EXERCISE – Repeat the lines starting at the one containing "x-tick-label: 200 bbox=[662, 433, 681, 444]" and ending at the one containing "series-layer bbox=[79, 70, 976, 426]", including both of those lines.

GIVEN DATA –
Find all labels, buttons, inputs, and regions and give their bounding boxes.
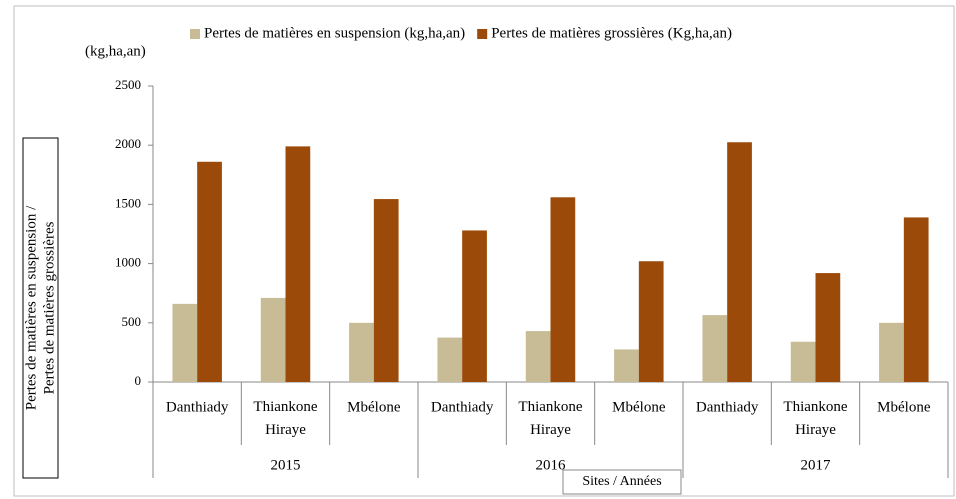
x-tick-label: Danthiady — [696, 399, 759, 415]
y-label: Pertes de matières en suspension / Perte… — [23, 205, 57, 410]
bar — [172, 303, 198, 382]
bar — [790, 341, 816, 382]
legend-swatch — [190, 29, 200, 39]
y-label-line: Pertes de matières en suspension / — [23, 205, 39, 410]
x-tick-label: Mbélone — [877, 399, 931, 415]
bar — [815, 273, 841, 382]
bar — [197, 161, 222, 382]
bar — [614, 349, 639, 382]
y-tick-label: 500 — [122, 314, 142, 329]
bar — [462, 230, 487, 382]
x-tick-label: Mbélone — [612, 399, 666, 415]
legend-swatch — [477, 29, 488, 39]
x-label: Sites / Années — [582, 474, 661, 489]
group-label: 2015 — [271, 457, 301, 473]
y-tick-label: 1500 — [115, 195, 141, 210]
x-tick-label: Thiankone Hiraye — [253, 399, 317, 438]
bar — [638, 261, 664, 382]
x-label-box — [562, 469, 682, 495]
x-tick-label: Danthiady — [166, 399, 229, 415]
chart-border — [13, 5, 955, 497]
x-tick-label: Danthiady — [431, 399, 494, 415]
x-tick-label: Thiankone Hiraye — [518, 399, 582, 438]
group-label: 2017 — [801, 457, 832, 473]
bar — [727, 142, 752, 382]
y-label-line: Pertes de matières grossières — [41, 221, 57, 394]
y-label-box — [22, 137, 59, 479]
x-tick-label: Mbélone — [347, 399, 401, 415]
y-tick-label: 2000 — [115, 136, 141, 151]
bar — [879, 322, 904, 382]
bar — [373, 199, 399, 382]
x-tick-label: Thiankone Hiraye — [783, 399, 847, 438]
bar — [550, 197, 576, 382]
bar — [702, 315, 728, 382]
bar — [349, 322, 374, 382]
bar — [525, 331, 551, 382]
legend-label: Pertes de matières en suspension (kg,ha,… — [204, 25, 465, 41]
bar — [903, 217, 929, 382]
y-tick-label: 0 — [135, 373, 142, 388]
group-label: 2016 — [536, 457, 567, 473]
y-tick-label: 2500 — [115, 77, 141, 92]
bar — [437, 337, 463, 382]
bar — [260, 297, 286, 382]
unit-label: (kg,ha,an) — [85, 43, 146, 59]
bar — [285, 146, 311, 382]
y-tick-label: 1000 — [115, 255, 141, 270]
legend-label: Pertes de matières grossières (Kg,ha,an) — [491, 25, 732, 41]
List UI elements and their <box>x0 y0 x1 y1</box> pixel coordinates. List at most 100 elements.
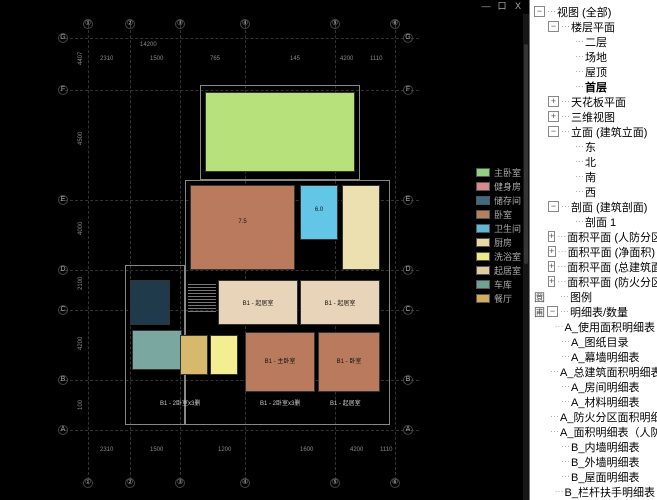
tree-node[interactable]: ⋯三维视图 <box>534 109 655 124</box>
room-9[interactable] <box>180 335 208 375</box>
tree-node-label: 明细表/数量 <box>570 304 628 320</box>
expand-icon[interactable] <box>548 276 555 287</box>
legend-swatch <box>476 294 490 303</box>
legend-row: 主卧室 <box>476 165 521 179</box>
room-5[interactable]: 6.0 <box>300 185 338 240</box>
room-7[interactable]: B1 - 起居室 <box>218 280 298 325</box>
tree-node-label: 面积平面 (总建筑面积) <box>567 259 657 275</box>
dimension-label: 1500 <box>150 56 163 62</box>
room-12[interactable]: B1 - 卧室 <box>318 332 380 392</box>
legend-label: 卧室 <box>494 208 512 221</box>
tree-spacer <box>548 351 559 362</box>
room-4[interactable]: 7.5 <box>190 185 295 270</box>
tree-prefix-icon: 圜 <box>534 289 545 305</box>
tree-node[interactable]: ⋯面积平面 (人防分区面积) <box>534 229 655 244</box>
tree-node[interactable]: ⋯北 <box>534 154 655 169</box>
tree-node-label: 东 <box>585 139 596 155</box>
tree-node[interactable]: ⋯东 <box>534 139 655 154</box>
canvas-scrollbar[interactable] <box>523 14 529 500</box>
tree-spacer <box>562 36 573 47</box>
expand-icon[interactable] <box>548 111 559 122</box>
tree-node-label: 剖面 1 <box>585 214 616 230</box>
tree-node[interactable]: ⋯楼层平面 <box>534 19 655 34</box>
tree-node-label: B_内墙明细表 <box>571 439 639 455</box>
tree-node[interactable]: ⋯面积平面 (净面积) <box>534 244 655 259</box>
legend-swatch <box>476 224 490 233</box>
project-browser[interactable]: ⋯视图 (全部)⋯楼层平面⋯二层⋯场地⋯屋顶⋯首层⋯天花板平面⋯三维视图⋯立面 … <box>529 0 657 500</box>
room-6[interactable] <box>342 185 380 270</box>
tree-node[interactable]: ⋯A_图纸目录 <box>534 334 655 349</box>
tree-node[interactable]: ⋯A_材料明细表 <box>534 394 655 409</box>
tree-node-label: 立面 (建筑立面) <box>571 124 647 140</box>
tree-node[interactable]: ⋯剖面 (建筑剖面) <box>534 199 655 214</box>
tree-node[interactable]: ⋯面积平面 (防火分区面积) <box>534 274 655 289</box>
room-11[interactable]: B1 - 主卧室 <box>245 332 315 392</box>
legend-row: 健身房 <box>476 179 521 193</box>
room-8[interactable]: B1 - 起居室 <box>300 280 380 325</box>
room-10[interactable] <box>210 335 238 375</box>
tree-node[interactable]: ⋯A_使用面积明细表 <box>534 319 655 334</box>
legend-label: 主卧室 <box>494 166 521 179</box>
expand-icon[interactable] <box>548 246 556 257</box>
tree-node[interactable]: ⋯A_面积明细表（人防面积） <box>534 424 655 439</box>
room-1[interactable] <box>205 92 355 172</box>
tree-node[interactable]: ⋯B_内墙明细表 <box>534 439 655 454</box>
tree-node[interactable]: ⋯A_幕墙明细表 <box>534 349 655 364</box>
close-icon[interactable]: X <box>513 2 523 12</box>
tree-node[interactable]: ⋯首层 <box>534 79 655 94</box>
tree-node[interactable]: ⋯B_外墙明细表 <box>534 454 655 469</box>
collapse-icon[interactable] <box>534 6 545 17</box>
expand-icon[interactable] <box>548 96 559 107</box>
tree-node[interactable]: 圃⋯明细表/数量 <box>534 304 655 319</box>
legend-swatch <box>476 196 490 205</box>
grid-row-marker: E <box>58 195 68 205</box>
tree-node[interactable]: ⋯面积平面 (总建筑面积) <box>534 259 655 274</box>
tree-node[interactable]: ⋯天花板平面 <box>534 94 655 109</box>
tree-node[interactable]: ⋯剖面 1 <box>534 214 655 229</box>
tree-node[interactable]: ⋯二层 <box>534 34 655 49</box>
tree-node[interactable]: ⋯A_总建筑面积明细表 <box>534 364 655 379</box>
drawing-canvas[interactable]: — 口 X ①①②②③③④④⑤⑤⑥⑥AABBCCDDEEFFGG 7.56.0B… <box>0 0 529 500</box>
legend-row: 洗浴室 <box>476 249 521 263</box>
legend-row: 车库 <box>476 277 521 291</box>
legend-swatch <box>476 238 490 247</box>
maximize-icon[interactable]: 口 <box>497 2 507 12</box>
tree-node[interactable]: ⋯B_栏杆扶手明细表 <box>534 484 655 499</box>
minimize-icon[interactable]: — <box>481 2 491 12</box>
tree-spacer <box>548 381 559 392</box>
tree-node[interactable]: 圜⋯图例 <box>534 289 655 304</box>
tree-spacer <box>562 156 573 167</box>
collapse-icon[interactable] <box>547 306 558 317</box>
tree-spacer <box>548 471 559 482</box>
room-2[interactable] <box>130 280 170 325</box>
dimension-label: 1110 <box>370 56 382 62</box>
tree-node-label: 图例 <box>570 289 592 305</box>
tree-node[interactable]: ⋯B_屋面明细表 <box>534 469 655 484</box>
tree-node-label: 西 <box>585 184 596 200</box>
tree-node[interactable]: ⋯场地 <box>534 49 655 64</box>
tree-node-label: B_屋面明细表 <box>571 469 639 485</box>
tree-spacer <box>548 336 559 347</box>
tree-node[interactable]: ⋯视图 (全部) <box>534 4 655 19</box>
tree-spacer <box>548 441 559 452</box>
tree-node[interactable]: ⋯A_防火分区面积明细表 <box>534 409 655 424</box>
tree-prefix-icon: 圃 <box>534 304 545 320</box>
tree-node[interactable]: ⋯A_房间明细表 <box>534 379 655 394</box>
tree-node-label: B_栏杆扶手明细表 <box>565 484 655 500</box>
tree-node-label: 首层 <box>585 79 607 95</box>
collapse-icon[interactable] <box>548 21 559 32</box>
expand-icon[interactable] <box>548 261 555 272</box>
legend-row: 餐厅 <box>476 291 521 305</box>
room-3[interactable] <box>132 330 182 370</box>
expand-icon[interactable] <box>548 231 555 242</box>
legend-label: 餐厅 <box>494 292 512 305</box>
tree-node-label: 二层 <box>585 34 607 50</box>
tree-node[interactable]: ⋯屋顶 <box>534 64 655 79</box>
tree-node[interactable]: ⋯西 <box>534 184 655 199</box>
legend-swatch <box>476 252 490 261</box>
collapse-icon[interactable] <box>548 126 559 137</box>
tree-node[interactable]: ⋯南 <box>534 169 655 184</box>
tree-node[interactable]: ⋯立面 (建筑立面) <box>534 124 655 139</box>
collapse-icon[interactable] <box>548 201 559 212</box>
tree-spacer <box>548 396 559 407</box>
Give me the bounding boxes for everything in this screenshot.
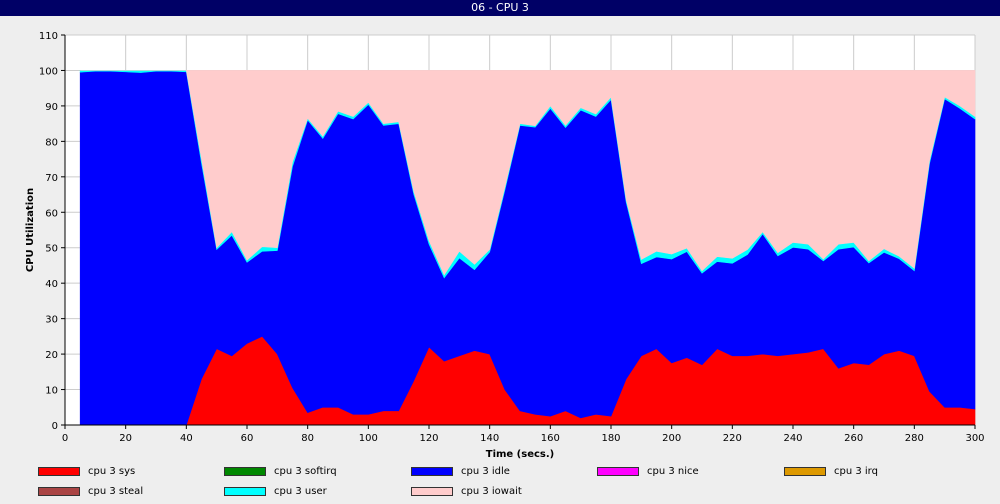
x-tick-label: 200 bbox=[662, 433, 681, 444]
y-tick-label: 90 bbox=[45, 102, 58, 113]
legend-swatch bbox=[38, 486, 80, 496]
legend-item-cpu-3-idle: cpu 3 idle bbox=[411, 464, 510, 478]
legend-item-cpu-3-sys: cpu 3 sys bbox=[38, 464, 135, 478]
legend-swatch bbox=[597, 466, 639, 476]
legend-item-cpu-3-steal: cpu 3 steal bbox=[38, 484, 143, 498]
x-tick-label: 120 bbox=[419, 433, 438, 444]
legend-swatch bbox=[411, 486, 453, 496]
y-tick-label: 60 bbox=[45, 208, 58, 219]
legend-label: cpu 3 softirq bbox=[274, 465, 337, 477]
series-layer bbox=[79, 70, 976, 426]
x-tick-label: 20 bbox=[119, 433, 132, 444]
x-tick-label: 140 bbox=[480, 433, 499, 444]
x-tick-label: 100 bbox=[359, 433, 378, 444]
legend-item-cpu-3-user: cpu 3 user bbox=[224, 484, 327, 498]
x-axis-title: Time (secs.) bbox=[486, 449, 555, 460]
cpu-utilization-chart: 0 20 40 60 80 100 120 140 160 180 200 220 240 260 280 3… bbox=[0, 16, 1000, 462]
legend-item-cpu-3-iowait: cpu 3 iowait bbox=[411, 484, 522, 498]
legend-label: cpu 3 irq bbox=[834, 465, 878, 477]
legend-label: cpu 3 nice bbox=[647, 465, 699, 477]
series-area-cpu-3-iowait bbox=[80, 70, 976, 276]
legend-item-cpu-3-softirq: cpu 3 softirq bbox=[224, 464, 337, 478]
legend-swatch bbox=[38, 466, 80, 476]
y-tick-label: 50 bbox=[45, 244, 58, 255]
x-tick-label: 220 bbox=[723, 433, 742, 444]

SOLUTION FOR THIS EXERCISE –
x-tick-label: 200 bbox=[662, 433, 681, 444]
y-tick-label: 90 bbox=[45, 102, 58, 113]
legend-swatch bbox=[38, 486, 80, 496]
legend-item-cpu-3-idle: cpu 3 idle bbox=[411, 464, 510, 478]
legend-item-cpu-3-sys: cpu 3 sys bbox=[38, 464, 135, 478]
legend-swatch bbox=[597, 466, 639, 476]
legend-item-cpu-3-steal: cpu 3 steal bbox=[38, 484, 143, 498]
x-tick-label: 120 bbox=[419, 433, 438, 444]
legend-swatch bbox=[411, 486, 453, 496]
y-tick-label: 60 bbox=[45, 208, 58, 219]
legend-label: cpu 3 softirq bbox=[274, 465, 337, 477]
series-layer bbox=[79, 70, 976, 426]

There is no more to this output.